→ **What is asked**
Copy every line of the entries that includes the word "name".

→ **Exercise inputs**
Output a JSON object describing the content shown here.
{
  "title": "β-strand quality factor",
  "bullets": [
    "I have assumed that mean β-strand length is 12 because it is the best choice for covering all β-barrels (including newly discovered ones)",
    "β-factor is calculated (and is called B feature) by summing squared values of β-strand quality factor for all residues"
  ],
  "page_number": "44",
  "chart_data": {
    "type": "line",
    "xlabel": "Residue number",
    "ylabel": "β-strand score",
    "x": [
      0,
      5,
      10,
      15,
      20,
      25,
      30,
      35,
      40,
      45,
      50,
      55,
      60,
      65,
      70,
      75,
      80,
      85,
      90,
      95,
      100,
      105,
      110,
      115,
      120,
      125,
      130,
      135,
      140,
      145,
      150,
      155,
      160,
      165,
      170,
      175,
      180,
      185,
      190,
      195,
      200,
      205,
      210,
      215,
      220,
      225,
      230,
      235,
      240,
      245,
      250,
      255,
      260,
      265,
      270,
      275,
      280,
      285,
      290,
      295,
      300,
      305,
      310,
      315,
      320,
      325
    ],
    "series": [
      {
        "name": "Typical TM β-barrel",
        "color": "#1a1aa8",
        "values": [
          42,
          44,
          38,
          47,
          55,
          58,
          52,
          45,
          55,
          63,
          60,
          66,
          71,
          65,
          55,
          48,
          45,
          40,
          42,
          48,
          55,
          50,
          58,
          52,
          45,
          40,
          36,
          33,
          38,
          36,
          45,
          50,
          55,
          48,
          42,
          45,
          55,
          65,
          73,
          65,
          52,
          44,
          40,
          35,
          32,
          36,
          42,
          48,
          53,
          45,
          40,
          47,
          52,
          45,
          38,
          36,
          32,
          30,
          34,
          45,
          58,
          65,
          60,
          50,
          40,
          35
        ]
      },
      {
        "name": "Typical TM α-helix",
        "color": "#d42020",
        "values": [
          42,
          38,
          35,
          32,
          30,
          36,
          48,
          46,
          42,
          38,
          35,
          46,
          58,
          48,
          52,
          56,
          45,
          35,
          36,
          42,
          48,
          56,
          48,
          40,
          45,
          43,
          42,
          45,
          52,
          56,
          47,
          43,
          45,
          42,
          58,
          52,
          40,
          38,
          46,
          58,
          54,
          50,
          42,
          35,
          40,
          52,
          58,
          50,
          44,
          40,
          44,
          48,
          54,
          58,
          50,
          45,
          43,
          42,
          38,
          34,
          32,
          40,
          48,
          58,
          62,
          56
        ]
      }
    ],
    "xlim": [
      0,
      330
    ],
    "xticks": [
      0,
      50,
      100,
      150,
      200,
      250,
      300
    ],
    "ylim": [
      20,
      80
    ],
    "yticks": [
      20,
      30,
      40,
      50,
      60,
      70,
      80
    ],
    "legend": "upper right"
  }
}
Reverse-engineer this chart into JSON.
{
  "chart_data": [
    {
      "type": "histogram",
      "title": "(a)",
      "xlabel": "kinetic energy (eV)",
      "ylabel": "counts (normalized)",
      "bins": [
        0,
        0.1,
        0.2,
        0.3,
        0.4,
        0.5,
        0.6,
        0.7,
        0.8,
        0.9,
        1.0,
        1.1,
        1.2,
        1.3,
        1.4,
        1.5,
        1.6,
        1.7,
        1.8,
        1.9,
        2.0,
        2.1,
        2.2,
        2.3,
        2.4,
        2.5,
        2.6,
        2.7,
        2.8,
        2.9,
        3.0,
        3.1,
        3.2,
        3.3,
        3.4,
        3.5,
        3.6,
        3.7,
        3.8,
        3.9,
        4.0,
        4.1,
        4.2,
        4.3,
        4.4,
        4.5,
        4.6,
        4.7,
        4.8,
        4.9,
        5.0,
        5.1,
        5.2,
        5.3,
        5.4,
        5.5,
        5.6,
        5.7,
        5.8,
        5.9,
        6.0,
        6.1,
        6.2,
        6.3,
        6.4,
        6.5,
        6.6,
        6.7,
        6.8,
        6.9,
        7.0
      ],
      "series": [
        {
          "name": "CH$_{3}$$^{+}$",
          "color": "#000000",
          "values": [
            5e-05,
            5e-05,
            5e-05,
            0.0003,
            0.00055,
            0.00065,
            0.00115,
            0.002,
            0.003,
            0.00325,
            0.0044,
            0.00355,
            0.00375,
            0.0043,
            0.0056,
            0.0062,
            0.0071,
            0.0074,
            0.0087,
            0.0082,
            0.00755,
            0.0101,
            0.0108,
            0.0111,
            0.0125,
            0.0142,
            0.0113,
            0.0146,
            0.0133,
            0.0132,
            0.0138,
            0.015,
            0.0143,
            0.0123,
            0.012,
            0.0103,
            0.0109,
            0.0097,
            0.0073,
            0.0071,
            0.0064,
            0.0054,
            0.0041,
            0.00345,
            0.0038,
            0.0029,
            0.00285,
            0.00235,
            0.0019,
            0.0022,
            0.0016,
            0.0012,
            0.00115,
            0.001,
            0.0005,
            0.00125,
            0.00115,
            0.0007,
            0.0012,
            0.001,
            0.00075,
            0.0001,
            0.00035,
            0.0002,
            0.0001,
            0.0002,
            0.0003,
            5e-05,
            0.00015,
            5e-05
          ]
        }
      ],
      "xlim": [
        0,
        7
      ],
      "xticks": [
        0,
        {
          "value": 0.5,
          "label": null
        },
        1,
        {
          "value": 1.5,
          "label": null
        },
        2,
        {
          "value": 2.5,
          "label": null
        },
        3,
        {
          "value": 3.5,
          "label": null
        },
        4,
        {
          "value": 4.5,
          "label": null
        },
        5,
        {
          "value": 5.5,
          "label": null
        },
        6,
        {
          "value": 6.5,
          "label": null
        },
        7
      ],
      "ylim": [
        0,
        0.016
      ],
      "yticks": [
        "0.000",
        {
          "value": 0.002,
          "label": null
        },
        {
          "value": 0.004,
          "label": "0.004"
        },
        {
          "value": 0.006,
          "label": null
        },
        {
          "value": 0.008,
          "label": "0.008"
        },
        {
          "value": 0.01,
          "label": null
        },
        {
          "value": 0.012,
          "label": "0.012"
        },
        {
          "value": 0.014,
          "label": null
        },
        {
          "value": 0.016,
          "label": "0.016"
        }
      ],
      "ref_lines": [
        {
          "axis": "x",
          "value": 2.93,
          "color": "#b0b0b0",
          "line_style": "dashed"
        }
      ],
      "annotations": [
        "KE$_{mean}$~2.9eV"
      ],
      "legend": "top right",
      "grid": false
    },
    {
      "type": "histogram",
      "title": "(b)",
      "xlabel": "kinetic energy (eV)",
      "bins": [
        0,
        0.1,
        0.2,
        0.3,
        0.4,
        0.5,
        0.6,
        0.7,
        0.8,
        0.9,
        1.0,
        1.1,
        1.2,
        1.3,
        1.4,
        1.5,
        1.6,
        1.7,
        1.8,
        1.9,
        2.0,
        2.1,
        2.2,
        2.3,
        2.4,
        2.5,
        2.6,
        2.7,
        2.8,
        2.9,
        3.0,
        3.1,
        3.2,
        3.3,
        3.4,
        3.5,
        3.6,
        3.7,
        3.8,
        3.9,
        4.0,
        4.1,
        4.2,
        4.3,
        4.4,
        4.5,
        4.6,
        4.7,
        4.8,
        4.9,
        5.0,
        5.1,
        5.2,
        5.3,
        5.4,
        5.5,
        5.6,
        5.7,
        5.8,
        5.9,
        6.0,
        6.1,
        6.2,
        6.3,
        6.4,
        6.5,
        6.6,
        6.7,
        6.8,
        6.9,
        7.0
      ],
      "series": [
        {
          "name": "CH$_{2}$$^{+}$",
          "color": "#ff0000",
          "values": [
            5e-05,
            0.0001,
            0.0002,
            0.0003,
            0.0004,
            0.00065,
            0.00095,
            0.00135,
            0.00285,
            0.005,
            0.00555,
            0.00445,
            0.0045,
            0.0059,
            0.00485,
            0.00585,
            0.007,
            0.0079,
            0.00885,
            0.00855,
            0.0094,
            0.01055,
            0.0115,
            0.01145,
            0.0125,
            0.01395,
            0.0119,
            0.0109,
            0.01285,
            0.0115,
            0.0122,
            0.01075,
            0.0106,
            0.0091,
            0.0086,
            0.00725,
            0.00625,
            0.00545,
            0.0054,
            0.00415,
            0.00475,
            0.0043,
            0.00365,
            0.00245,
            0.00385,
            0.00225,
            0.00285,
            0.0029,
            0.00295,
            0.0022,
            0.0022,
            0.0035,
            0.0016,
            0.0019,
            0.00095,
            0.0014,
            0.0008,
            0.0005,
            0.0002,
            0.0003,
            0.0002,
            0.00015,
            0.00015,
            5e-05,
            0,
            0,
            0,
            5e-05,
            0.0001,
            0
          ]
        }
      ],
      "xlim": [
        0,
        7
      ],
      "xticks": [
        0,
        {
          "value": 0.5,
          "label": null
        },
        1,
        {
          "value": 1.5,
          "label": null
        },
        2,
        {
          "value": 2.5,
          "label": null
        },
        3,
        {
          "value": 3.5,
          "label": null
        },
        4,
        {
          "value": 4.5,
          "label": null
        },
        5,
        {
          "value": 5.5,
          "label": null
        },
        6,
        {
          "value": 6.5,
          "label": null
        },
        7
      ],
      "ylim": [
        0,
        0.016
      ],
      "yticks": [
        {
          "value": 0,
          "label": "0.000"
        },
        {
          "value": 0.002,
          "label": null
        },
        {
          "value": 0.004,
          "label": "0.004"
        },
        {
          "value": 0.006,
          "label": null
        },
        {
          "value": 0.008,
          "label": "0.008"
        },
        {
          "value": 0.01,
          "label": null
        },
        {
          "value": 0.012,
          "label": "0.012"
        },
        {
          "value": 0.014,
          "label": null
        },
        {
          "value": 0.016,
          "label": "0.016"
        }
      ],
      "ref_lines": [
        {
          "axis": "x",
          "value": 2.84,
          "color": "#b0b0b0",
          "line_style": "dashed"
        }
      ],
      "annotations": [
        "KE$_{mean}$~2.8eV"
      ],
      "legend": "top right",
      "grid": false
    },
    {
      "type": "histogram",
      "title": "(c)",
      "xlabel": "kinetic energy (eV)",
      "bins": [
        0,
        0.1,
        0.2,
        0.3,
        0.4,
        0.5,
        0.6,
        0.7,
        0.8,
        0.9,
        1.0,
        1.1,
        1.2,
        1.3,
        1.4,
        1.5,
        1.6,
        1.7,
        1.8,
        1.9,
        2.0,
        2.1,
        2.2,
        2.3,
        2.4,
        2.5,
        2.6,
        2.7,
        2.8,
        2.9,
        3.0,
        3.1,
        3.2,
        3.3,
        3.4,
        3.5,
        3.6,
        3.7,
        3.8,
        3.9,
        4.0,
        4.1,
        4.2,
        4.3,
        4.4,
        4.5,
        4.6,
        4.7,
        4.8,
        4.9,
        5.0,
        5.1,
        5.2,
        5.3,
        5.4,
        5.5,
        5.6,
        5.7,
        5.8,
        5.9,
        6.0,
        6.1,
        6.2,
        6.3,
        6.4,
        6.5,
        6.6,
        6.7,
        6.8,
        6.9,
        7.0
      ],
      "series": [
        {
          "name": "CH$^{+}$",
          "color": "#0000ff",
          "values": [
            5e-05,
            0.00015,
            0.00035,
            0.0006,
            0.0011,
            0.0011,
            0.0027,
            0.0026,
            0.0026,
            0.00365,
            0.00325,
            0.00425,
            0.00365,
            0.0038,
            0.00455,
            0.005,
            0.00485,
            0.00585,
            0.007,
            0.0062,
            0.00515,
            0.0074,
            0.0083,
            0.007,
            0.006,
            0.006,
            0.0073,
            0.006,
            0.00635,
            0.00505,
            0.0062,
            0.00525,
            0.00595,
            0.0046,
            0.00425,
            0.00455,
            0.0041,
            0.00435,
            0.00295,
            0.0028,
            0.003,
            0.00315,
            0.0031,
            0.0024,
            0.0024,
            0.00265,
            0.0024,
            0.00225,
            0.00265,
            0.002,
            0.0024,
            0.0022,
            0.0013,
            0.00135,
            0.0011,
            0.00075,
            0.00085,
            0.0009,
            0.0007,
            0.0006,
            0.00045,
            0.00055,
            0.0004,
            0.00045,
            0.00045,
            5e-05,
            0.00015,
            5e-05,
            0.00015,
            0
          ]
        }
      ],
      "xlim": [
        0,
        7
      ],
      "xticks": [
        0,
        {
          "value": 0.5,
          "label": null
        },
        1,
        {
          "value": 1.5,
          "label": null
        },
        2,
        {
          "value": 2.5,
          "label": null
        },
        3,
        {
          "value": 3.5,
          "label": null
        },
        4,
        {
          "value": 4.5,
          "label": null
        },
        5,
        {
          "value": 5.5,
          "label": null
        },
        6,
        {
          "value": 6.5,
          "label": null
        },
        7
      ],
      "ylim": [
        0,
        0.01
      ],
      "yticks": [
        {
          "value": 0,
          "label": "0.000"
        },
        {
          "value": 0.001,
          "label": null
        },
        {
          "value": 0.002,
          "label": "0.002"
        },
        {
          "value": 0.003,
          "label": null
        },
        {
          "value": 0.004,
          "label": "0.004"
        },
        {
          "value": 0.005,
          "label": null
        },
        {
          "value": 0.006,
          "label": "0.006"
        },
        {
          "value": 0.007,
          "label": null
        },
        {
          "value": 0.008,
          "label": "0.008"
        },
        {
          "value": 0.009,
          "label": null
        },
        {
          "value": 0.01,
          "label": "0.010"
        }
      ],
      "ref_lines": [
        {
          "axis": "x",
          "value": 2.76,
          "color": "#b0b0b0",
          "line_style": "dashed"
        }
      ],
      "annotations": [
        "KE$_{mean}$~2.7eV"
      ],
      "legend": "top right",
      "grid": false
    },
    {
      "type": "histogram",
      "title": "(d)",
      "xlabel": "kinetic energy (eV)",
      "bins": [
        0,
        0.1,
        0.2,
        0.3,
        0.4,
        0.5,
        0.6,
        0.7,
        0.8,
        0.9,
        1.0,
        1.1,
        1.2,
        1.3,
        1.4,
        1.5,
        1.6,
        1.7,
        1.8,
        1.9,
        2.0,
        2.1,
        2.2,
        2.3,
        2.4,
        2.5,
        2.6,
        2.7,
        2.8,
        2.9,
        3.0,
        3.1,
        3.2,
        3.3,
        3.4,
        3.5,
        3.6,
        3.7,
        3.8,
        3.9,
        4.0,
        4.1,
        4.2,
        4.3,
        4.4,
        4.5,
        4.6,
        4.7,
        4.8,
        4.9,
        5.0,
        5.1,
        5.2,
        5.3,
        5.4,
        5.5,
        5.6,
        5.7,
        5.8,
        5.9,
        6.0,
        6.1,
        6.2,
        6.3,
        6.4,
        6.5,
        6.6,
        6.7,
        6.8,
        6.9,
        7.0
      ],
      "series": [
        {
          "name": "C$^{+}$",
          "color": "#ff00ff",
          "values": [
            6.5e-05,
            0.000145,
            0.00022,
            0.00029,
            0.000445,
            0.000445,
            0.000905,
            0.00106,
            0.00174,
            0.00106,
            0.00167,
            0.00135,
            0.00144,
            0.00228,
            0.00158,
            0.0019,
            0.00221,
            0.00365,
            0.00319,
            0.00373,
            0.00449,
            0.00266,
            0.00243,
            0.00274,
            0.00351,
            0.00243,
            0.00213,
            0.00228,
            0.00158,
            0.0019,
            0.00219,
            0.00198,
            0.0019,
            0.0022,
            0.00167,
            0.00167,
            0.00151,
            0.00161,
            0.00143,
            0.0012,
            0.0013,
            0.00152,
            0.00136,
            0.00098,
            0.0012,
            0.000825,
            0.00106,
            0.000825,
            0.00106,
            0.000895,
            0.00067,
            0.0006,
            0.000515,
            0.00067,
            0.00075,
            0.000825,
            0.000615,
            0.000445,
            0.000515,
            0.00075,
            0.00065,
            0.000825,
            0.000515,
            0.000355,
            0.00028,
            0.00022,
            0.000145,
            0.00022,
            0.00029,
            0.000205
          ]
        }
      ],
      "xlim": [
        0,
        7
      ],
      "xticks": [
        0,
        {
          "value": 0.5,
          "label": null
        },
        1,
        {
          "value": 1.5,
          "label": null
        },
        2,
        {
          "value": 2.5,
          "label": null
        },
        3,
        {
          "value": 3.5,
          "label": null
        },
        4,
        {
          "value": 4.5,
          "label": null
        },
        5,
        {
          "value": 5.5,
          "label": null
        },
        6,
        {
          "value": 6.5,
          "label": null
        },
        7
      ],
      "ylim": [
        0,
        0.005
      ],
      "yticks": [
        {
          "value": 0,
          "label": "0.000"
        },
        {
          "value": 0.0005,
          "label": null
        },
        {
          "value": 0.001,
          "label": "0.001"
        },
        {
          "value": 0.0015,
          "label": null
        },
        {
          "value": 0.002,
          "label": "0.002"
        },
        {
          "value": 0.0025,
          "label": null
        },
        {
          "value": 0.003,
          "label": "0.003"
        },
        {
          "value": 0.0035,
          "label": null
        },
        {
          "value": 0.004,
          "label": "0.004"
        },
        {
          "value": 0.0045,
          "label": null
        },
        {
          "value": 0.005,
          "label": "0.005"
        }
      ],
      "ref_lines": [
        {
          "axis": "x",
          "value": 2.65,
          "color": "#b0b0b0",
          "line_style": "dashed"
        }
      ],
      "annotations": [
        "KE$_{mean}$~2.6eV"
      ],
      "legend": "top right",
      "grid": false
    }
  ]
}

→ **The response**
        "name": "Typical TM β-barrel",
        "name": "Typical TM α-helix",
          "name": "CH$_{3}$$^{+}$",
          "name": "CH$_{2}$$^{+}$",
          "name": "CH$^{+}$",
          "name": "C$^{+}$",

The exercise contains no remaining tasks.